→ **TASK ITEM**: The required answer is the run of lines from the one holding "Extract the structured" to the end of the data below, copied exactly and free of pictures.

→ **MATERIAL TO PROCESS**:
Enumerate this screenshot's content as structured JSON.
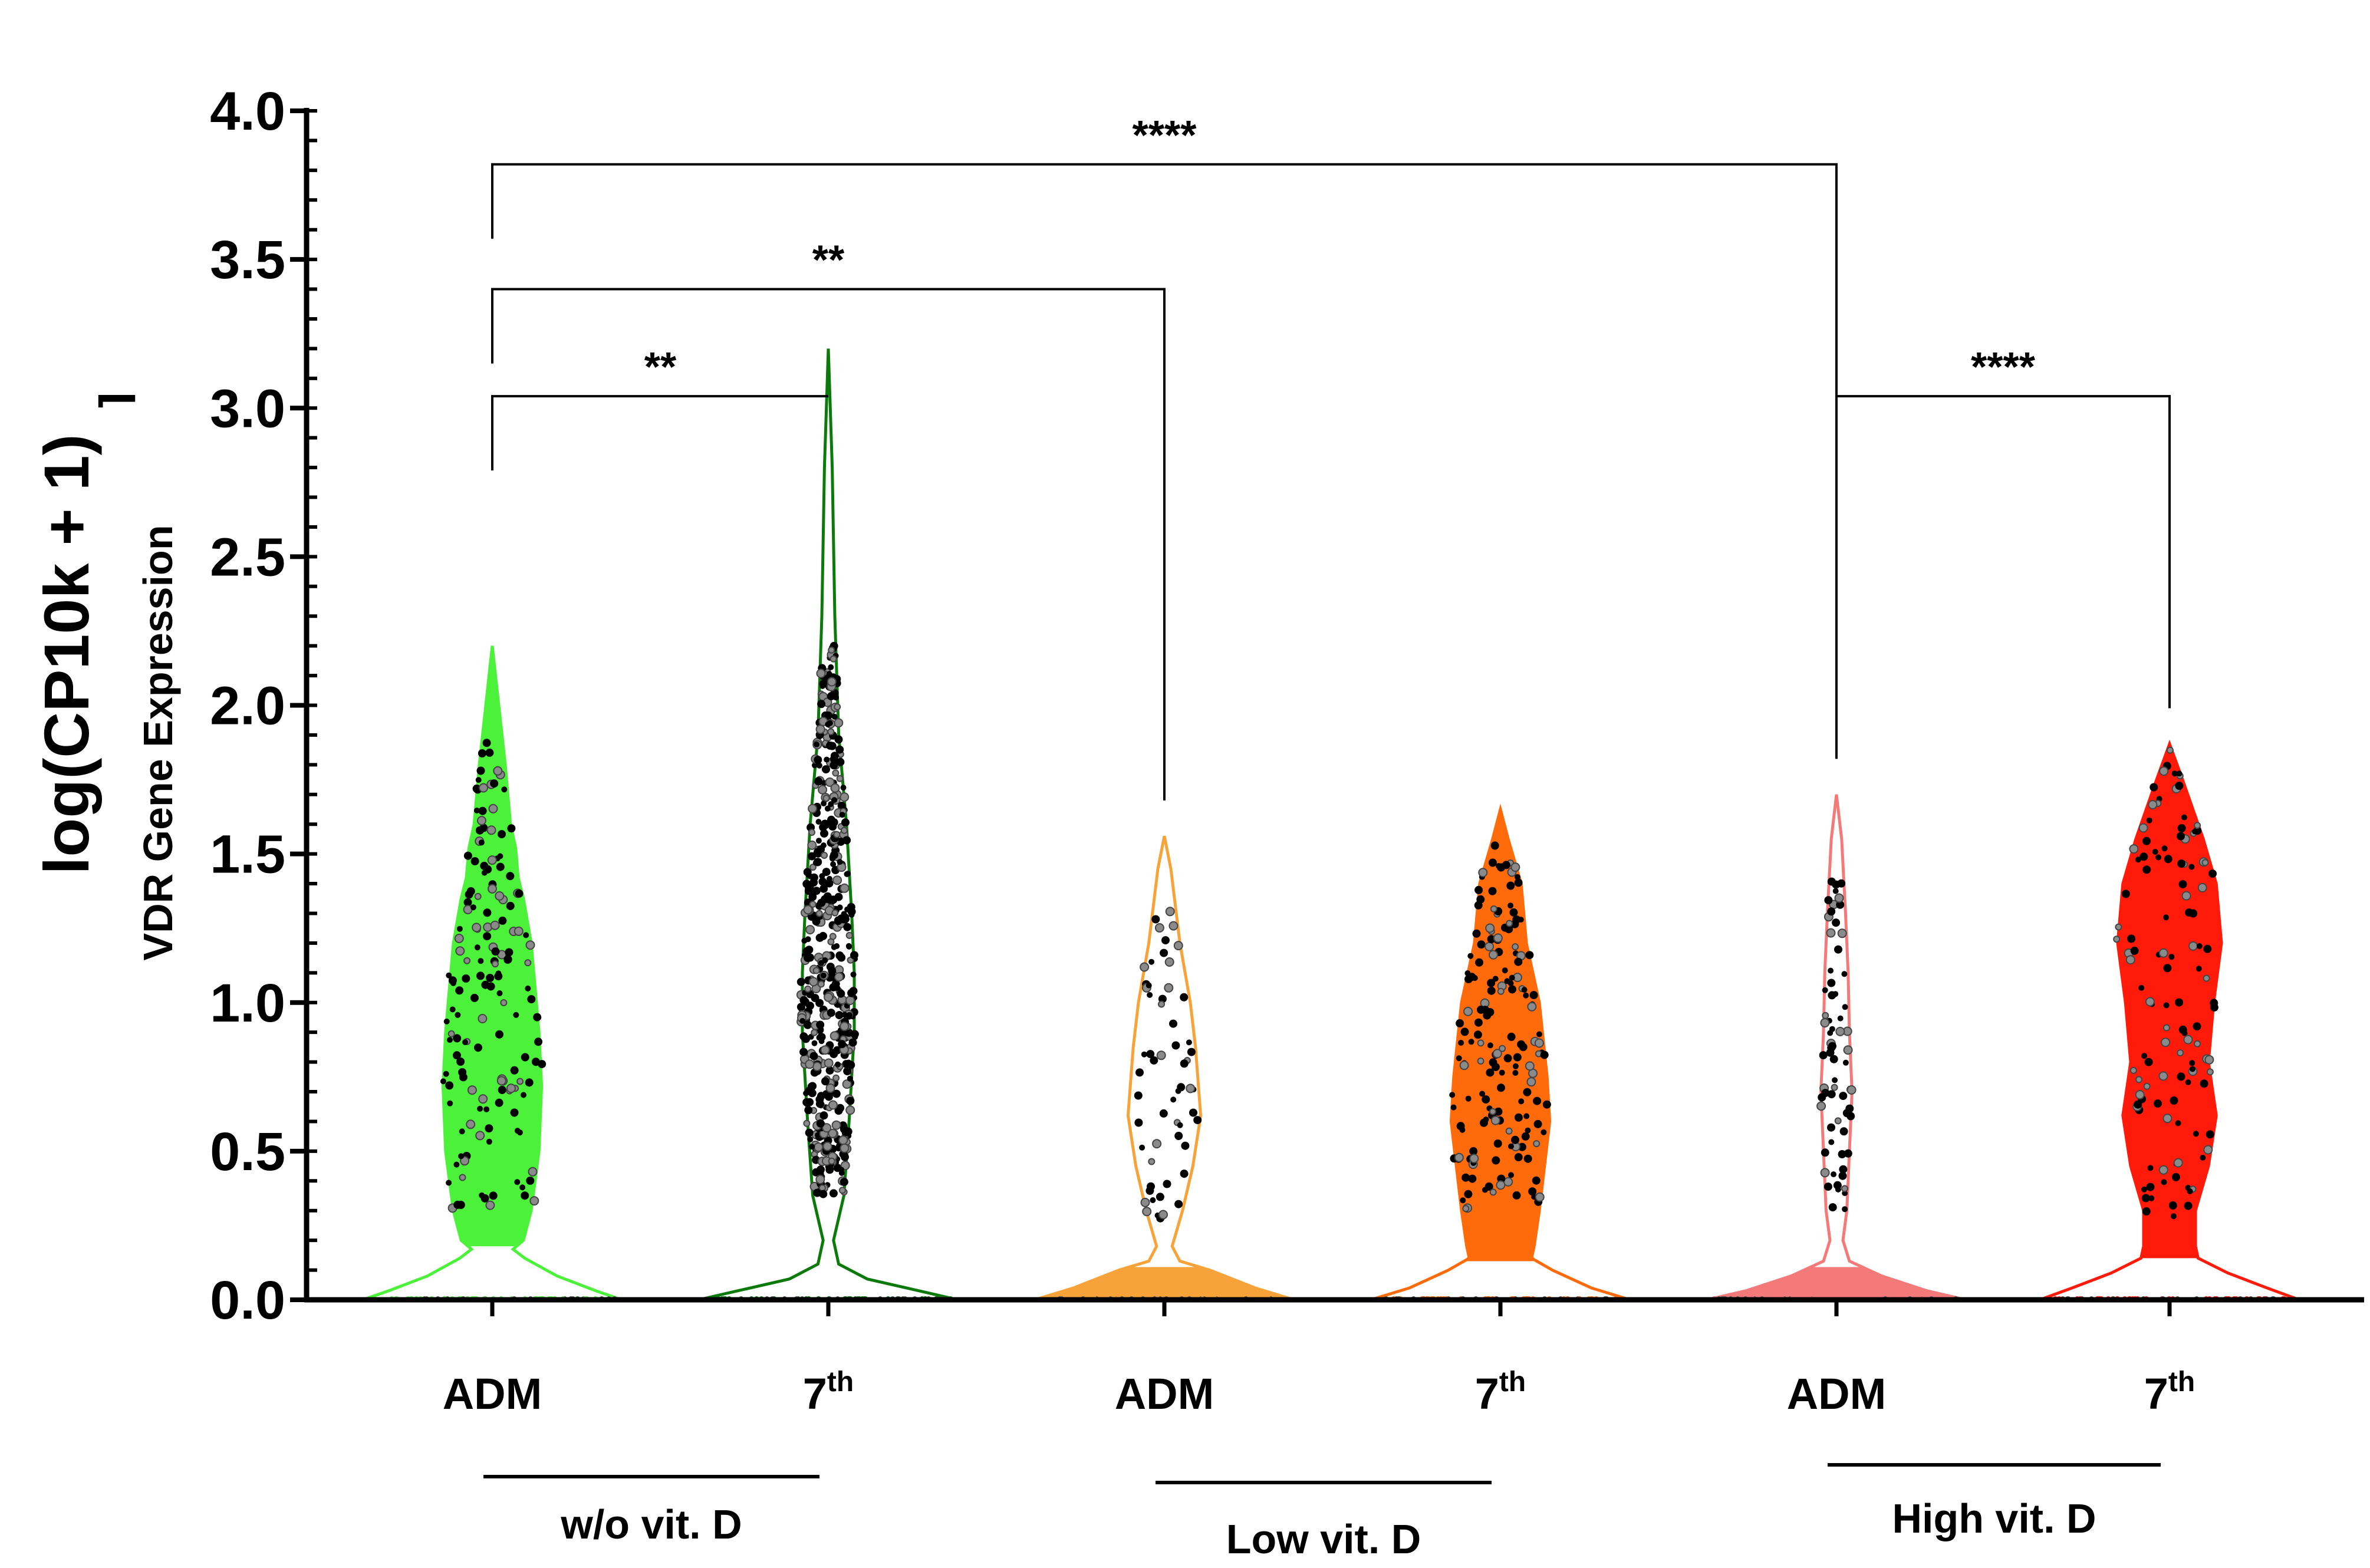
{
  "chart_data": {
    "type": "violin",
    "ylabel_main": "log(CP10k + 1)",
    "ylabel_sub": "VDR Gene Expression",
    "ylabel_mark": "⌉",
    "ylim": [
      0,
      4
    ],
    "ytick_values": [
      0,
      0.5,
      1,
      1.5,
      2,
      2.5,
      3,
      3.5,
      4
    ],
    "ytick_labels": [
      "0.0",
      "0.5",
      "1.0",
      "1.5",
      "2.0",
      "2.5",
      "3.0",
      "3.5",
      "4.0"
    ],
    "colors": {
      "wo_adm": "#4cf23a",
      "wo_7th": "#0b7a0b",
      "low_adm": "#f7a33a",
      "low_7th": "#ff6a0a",
      "high_adm": "#f47a7a",
      "high_7th": "#ff1a0a",
      "axis": "#000000"
    },
    "categories": [
      {
        "id": "wo_adm",
        "base": "ADM",
        "sup": "",
        "max": 2.2,
        "mode": "fill_above",
        "fill_floor": 0.18,
        "dots": 160,
        "dot_min": 0.3,
        "dot_max": 1.9,
        "shape": [
          [
            0,
            2.2
          ],
          [
            0.1,
            1.8
          ],
          [
            0.14,
            1.6
          ],
          [
            0.18,
            1.52
          ],
          [
            0.2,
            1.42
          ],
          [
            0.24,
            1.35
          ],
          [
            0.3,
            1.2
          ],
          [
            0.34,
            1.0
          ],
          [
            0.36,
            0.9
          ],
          [
            0.38,
            0.72
          ],
          [
            0.36,
            0.5
          ],
          [
            0.3,
            0.3
          ],
          [
            0.24,
            0.2
          ],
          [
            0.16,
            0.17
          ],
          [
            0.25,
            0.14
          ],
          [
            0.5,
            0.08
          ],
          [
            0.8,
            0.03
          ],
          [
            1.0,
            0
          ]
        ]
      },
      {
        "id": "wo_7th",
        "base": "7",
        "sup": "th",
        "max": 3.2,
        "mode": "outline",
        "dots": 520,
        "dot_min": 0.35,
        "dot_max": 2.2,
        "shape": [
          [
            0,
            3.2
          ],
          [
            0.03,
            2.8
          ],
          [
            0.05,
            2.3
          ],
          [
            0.08,
            1.9
          ],
          [
            0.14,
            1.6
          ],
          [
            0.18,
            1.3
          ],
          [
            0.2,
            1.1
          ],
          [
            0.2,
            0.9
          ],
          [
            0.16,
            0.6
          ],
          [
            0.12,
            0.35
          ],
          [
            0.04,
            0.2
          ],
          [
            0.08,
            0.12
          ],
          [
            0.3,
            0.07
          ],
          [
            0.7,
            0.03
          ],
          [
            1.0,
            0
          ]
        ]
      },
      {
        "id": "low_adm",
        "base": "ADM",
        "sup": "",
        "max": 1.56,
        "mode": "fill_below",
        "fill_ceil": 0.11,
        "dots": 60,
        "dot_min": 0.25,
        "dot_max": 1.35,
        "shape": [
          [
            0,
            1.56
          ],
          [
            0.05,
            1.45
          ],
          [
            0.12,
            1.2
          ],
          [
            0.2,
            1.0
          ],
          [
            0.24,
            0.85
          ],
          [
            0.28,
            0.62
          ],
          [
            0.22,
            0.45
          ],
          [
            0.14,
            0.3
          ],
          [
            0.06,
            0.18
          ],
          [
            0.12,
            0.13
          ],
          [
            0.35,
            0.1
          ],
          [
            0.7,
            0.04
          ],
          [
            1.0,
            0
          ]
        ]
      },
      {
        "id": "low_7th",
        "base": "7",
        "sup": "th",
        "max": 1.65,
        "mode": "fill_above",
        "fill_floor": 0.13,
        "dots": 170,
        "dot_min": 0.3,
        "dot_max": 1.6,
        "shape": [
          [
            0,
            1.65
          ],
          [
            0.06,
            1.55
          ],
          [
            0.16,
            1.4
          ],
          [
            0.2,
            1.2
          ],
          [
            0.3,
            1.0
          ],
          [
            0.36,
            0.75
          ],
          [
            0.38,
            0.6
          ],
          [
            0.34,
            0.45
          ],
          [
            0.3,
            0.3
          ],
          [
            0.26,
            0.18
          ],
          [
            0.24,
            0.14
          ],
          [
            0.4,
            0.1
          ],
          [
            0.7,
            0.04
          ],
          [
            1.0,
            0
          ]
        ]
      },
      {
        "id": "high_adm",
        "base": "ADM",
        "sup": "",
        "max": 1.7,
        "mode": "fill_below",
        "fill_ceil": 0.11,
        "dots": 70,
        "dot_min": 0.3,
        "dot_max": 1.45,
        "shape": [
          [
            0,
            1.7
          ],
          [
            0.04,
            1.55
          ],
          [
            0.07,
            1.3
          ],
          [
            0.09,
            1.1
          ],
          [
            0.1,
            0.9
          ],
          [
            0.12,
            0.7
          ],
          [
            0.1,
            0.5
          ],
          [
            0.08,
            0.3
          ],
          [
            0.05,
            0.2
          ],
          [
            0.1,
            0.13
          ],
          [
            0.35,
            0.08
          ],
          [
            0.7,
            0.03
          ],
          [
            1.0,
            0
          ]
        ]
      },
      {
        "id": "high_7th",
        "base": "7",
        "sup": "th",
        "max": 1.87,
        "mode": "fill_above",
        "fill_floor": 0.14,
        "dots": 120,
        "dot_min": 0.27,
        "dot_max": 1.87,
        "shape": [
          [
            0,
            1.87
          ],
          [
            0.1,
            1.75
          ],
          [
            0.26,
            1.55
          ],
          [
            0.36,
            1.4
          ],
          [
            0.4,
            1.2
          ],
          [
            0.34,
            1.0
          ],
          [
            0.3,
            0.8
          ],
          [
            0.36,
            0.62
          ],
          [
            0.3,
            0.45
          ],
          [
            0.2,
            0.3
          ],
          [
            0.2,
            0.18
          ],
          [
            0.22,
            0.14
          ],
          [
            0.45,
            0.09
          ],
          [
            0.75,
            0.04
          ],
          [
            1.0,
            0
          ]
        ]
      }
    ],
    "groups": [
      {
        "label": "w/o vit. D",
        "members": [
          0,
          1
        ]
      },
      {
        "label": "Low vit. D",
        "members": [
          2,
          3
        ]
      },
      {
        "label": "High vit. D",
        "members": [
          4,
          5
        ]
      }
    ],
    "comparisons": [
      {
        "from": 0,
        "to": 4,
        "y": 3.82,
        "label": "****"
      },
      {
        "from": 0,
        "to": 2,
        "y": 3.4,
        "label": "**"
      },
      {
        "from": 0,
        "to": 1,
        "y": 3.04,
        "label": "**"
      },
      {
        "from": 4,
        "to": 5,
        "y": 3.04,
        "label": "****"
      }
    ]
  }
}
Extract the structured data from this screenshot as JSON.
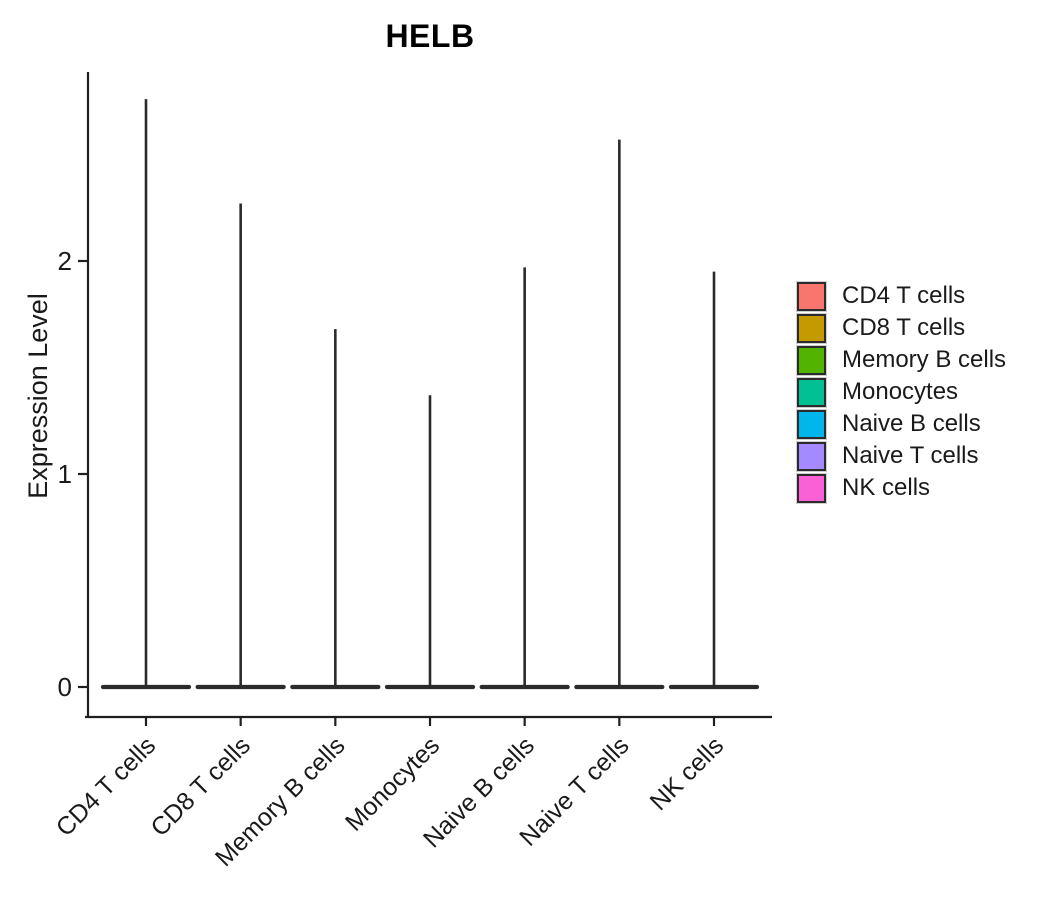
{
  "figure": {
    "title": "HELB",
    "y_axis": {
      "label": "Expression Level",
      "ticks": [
        "0",
        "1",
        "2"
      ]
    }
  },
  "chart_data": {
    "type": "violin",
    "title": "HELB",
    "xlabel": "",
    "ylabel": "Expression Level",
    "ylim": [
      0,
      2.9
    ],
    "yticks": [
      0,
      1,
      2
    ],
    "categories": [
      "CD4 T cells",
      "CD8 T cells",
      "Memory B cells",
      "Monocytes",
      "Naive B cells",
      "Naive T cells",
      "NK cells"
    ],
    "series": [
      {
        "name": "max_expression_spike",
        "values": [
          2.76,
          2.27,
          1.68,
          1.37,
          1.97,
          2.57,
          1.95
        ]
      },
      {
        "name": "distribution_mode",
        "values": [
          0,
          0,
          0,
          0,
          0,
          0,
          0
        ]
      }
    ],
    "shape_note": "Each violin is collapsed flat at expression 0 with a single thin vertical spike reaching the max expression value",
    "violin_outline_color": "#2b2b2b",
    "axis_color": "#1f1f1f",
    "grid": "off",
    "legend": {
      "position": "right",
      "entries": [
        {
          "label": "CD4 T cells",
          "color": "#F8766D"
        },
        {
          "label": "CD8 T cells",
          "color": "#C49A00"
        },
        {
          "label": "Memory B cells",
          "color": "#53B400"
        },
        {
          "label": "Monocytes",
          "color": "#00C094"
        },
        {
          "label": "Naive B cells",
          "color": "#00B6EB"
        },
        {
          "label": "Naive T cells",
          "color": "#A58AFF"
        },
        {
          "label": "NK cells",
          "color": "#FB61D7"
        }
      ]
    }
  }
}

→ **EXPECTED OUTPUT**:
Extract the structured data from this screenshot as JSON.
{
  "figure": {
    "title": "HELB",
    "y_axis": {
      "label": "Expression Level",
      "ticks": [
        "0",
        "1",
        "2"
      ]
    }
  },
  "chart_data": {
    "type": "violin",
    "title": "HELB",
    "xlabel": "",
    "ylabel": "Expression Level",
    "ylim": [
      0,
      2.9
    ],
    "yticks": [
      0,
      1,
      2
    ],
    "categories": [
      "CD4 T cells",
      "CD8 T cells",
      "Memory B cells",
      "Monocytes",
      "Naive B cells",
      "Naive T cells",
      "NK cells"
    ],
    "series": [
      {
        "name": "max_expression_spike",
        "values": [
          2.76,
          2.27,
          1.68,
          1.37,
          1.97,
          2.57,
          1.95
        ]
      },
      {
        "name": "distribution_mode",
        "values": [
          0,
          0,
          0,
          0,
          0,
          0,
          0
        ]
      }
    ],
    "shape_note": "Each violin is collapsed flat at expression 0 with a single thin vertical spike reaching the max expression value",
    "violin_outline_color": "#2b2b2b",
    "axis_color": "#1f1f1f",
    "grid": "off",
    "legend": {
      "position": "right",
      "entries": [
        {
          "label": "CD4 T cells",
          "color": "#F8766D"
        },
        {
          "label": "CD8 T cells",
          "color": "#C49A00"
        },
        {
          "label": "Memory B cells",
          "color": "#53B400"
        },
        {
          "label": "Monocytes",
          "color": "#00C094"
        },
        {
          "label": "Naive B cells",
          "color": "#00B6EB"
        },
        {
          "label": "Naive T cells",
          "color": "#A58AFF"
        },
        {
          "label": "NK cells",
          "color": "#FB61D7"
        }
      ]
    }
  }
}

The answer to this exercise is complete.